◆ PAGE TEXT:

Our Covenantal Table
Finally, our paedocommunion practice is fundamental to our existence as a whole. While this is the practice of the CREC everywhere, or at least 99% of our churches, it’s crucial to note that without the communing of baptized children, the CREC would fail to offer the grounds for our covenantal theology. Covenant communion is the way we enflesh our theology of children.
We affirm that baptized children shall receive all the covenant benefits. We also believe that they are integral members of the body of Christ, without whom worship would be incomplete. While some congregations can function outside this system, they must understand that they are co-laboring with an undeniable majority who believe life and table, water and word, bread and wine, worship, and participation belong unto them.
This is not a small liturgical preference. It is tied to how we view the covenant, the church, worship, children, and the promises of God. Our children are not spectators of the faith. They are not tolerated in the assembly until they become useful. They are members of Christ’s body, and the Table is part of their inheritance.

◆ YOUR TASKS:
A – In the paedocommunion passage:
(i) What share of CREC churches follow the practice?
(ii) Without whom would worship be incomplete?
(iii) What is the Table part of for the children?
B – How would you render this sentence from the paedocommunion passage in Spanish: "Our children are not spectators of the faith."
C – Reproduce the paedocommunion passage between "This is not" and "of their inheritance.", inclusive.
Use only the paedocommunion passage, not the data.

◆ DATA SEGMENT:
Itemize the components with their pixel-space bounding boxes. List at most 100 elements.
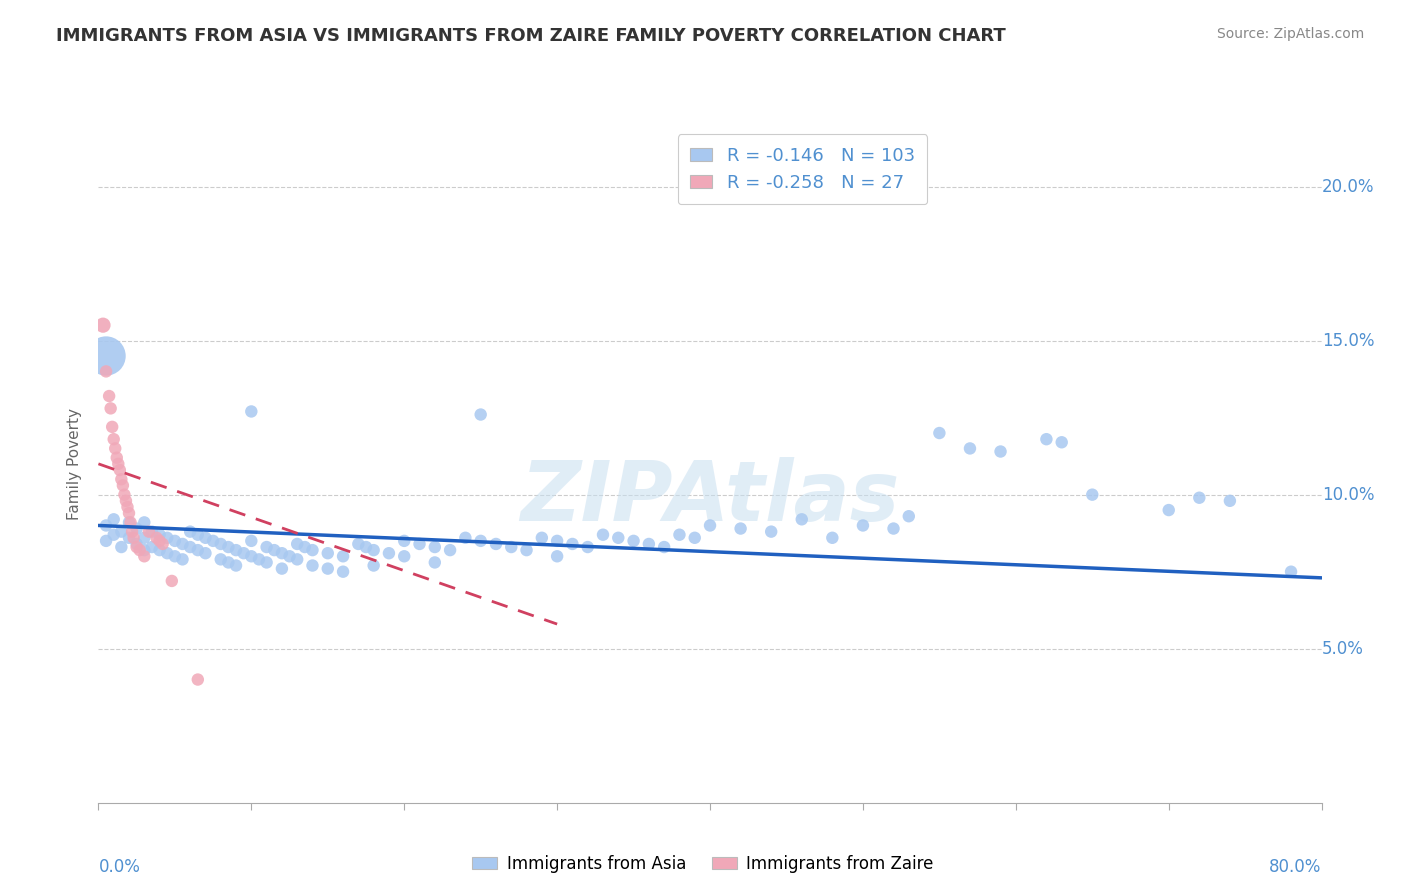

◆ OUTPUTS BY TASK:
A –
(i) At least 99% of its churches.
(ii) Baptized children.
(iii) Their inheritance.

B – Nuestros hijos no son espectadores de la fe.

C –
This is not a small liturgical preference. It is tied to how we view the covenant, the church, worship, children, and the promises of God. Our children are not spectators of the faith. They are not tolerated in the assembly until they become useful. They are members of Christ’s body, and the Table is part of their inheritance.